Data entries
· · · · ·
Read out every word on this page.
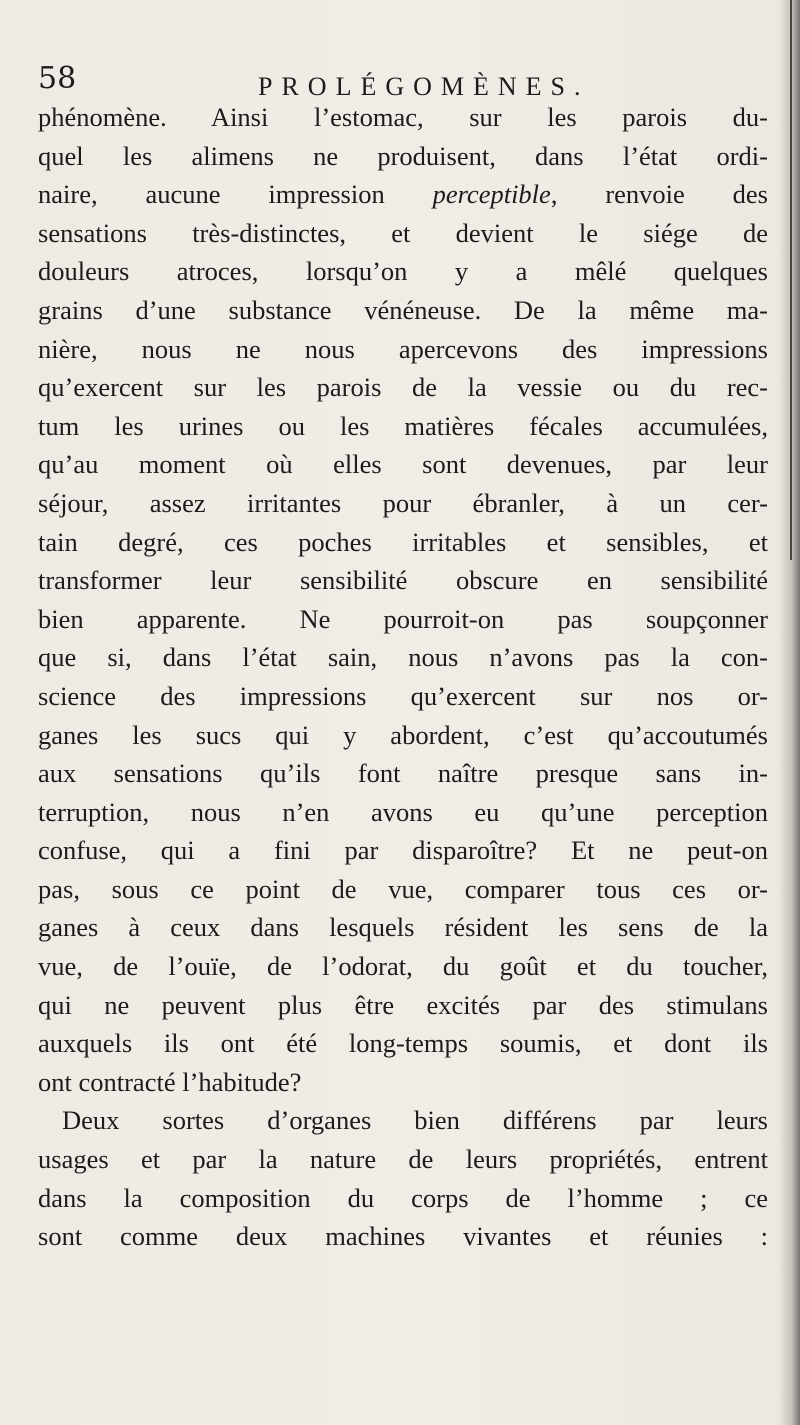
58	PROLÉGOMÈNES.
phénomène. Ainsi l’estomac, sur les parois du-
quel les alimens ne produisent, dans l’état ordi-
naire, aucune impression perceptible, renvoie des
sensations très-distinctes, et devient le siége de
douleurs atroces, lorsqu’on y a mêlé quelques
grains d’une substance vénéneuse. De la même ma-
nière, nous ne nous apercevons des impressions
qu’exercent sur les parois de la vessie ou du rec-
tum les urines ou les matières fécales accumulées,
qu’au moment où elles sont devenues, par leur
séjour, assez irritantes pour ébranler, à un cer-
tain degré, ces poches irritables et sensibles, et
transformer leur sensibilité obscure en sensibilité
bien apparente. Ne pourroit-on pas soupçonner
que si, dans l’état sain, nous n’avons pas la con-
science des impressions qu’exercent sur nos or-
ganes les sucs qui y abordent, c’est qu’accoutumés
aux sensations qu’ils font naître presque sans in-
terruption, nous n’en avons eu qu’une perception
confuse, qui a fini par disparoître? Et ne peut-on
pas, sous ce point de vue, comparer tous ces or-
ganes à ceux dans lesquels résident les sens de la
vue, de l’ouïe, de l’odorat, du goût et du toucher,
qui ne peuvent plus être excités par des stimulans
auxquels ils ont été long-temps soumis, et dont ils
ont contracté l’habitude?
Deux sortes d’organes bien différens par leurs
usages et par la nature de leurs propriétés, entrent
dans la composition du corps de l’homme ; ce
sont comme deux machines vivantes et réunies :
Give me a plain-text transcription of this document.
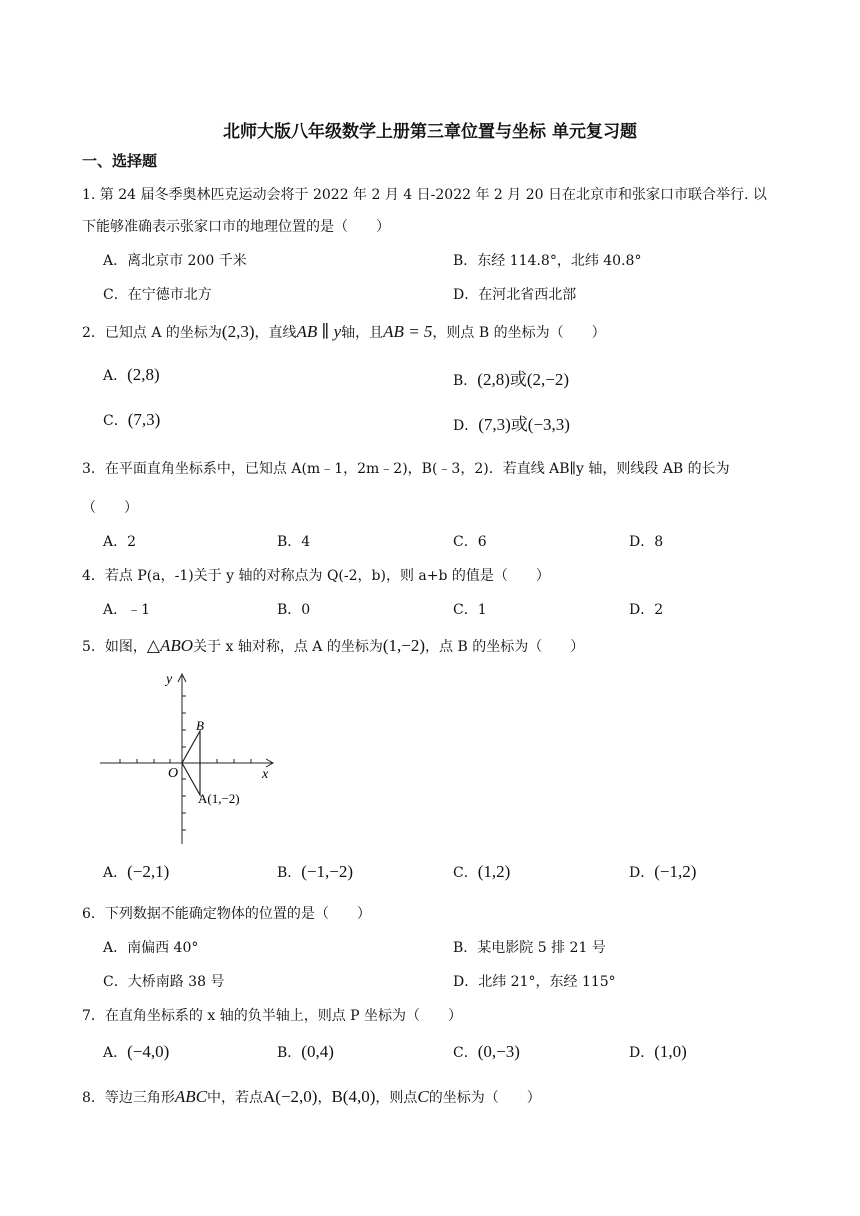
北师大版八年级数学上册第三章位置与坐标 单元复习题
一、选择题
1. 第 24 届冬季奥林匹克运动会将于 2022 年 2 月 4 日-2022 年 2 月 20 日在北京市和张家口市联合举行. 以
下能够准确表示张家口市的地理位置的是（　　）
A．离北京市 200 千米	B．东经 114.8°，北纬 40.8°
C．在宁德市北方	D．在河北省西北部
2．已知点 A 的坐标为(2,3)，直线AB ∥ y轴，且AB = 5，则点 B 的坐标为（　　）
A．(2,8)	B．(2,8)或(2,−2)
C．(7,3)	D．(7,3)或(−3,3)
3．在平面直角坐标系中，已知点 A(m﹣1，2m﹣2)，B(﹣3，2)．若直线 AB∥y 轴，则线段 AB 的长为
（　　）
A．2	B．4	C．6	D．8
4．若点 P(a，-1)关于 y 轴的对称点为 Q(-2，b)，则 a+b 的值是（　　）
A．﹣1	B．0	C．1	D．2
5．如图，△ABO关于 x 轴对称，点 A 的坐标为(1,−2)，点 B 的坐标为（　　）
y
x
O
B
A(1,−2)
A．(−2,1)	B．(−1,−2)	C．(1,2)	D．(−1,2)
6．下列数据不能确定物体的位置的是（　　）
A．南偏西 40°	B．某电影院 5 排 21 号
C．大桥南路 38 号	D．北纬 21°，东经 115°
7．在直角坐标系的 x 轴的负半轴上，则点 P 坐标为（　　）
A．(−4,0)	B．(0,4)	C．(0,−3)	D．(1,0)
8．等边三角形ABC中，若点A(−2,0)，B(4,0)，则点C的坐标为（　　）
· · · · ·
◆ **TASK REQUIREMENTS**: Take the line containing "Give me a plain-text" as the first line and the last line of the data above as the final one, and output exactly the lines between them, inclusive, with no pictures.

◆ **WRITTEN ANSWER**:
Give me a plain-text transcription of this document.
北师大版八年级数学上册第三章位置与坐标 单元复习题
一、选择题
1. 第 24 届冬季奥林匹克运动会将于 2022 年 2 月 4 日-2022 年 2 月 20 日在北京市和张家口市联合举行. 以
下能够准确表示张家口市的地理位置的是（　　）
A．离北京市 200 千米	B．东经 114.8°，北纬 40.8°
C．在宁德市北方	D．在河北省西北部
2．已知点 A 的坐标为(2,3)，直线AB ∥ y轴，且AB = 5，则点 B 的坐标为（　　）
A．(2,8)	B．(2,8)或(2,−2)
C．(7,3)	D．(7,3)或(−3,3)
3．在平面直角坐标系中，已知点 A(m﹣1，2m﹣2)，B(﹣3，2)．若直线 AB∥y 轴，则线段 AB 的长为
（　　）
A．2	B．4	C．6	D．8
4．若点 P(a，-1)关于 y 轴的对称点为 Q(-2，b)，则 a+b 的值是（　　）
A．﹣1	B．0	C．1	D．2
5．如图，△ABO关于 x 轴对称，点 A 的坐标为(1,−2)，点 B 的坐标为（　　）
y
x
O
B
A(1,−2)
A．(−2,1)	B．(−1,−2)	C．(1,2)	D．(−1,2)
6．下列数据不能确定物体的位置的是（　　）
A．南偏西 40°	B．某电影院 5 排 21 号
C．大桥南路 38 号	D．北纬 21°，东经 115°
7．在直角坐标系的 x 轴的负半轴上，则点 P 坐标为（　　）
A．(−4,0)	B．(0,4)	C．(0,−3)	D．(1,0)
8．等边三角形ABC中，若点A(−2,0)，B(4,0)，则点C的坐标为（　　）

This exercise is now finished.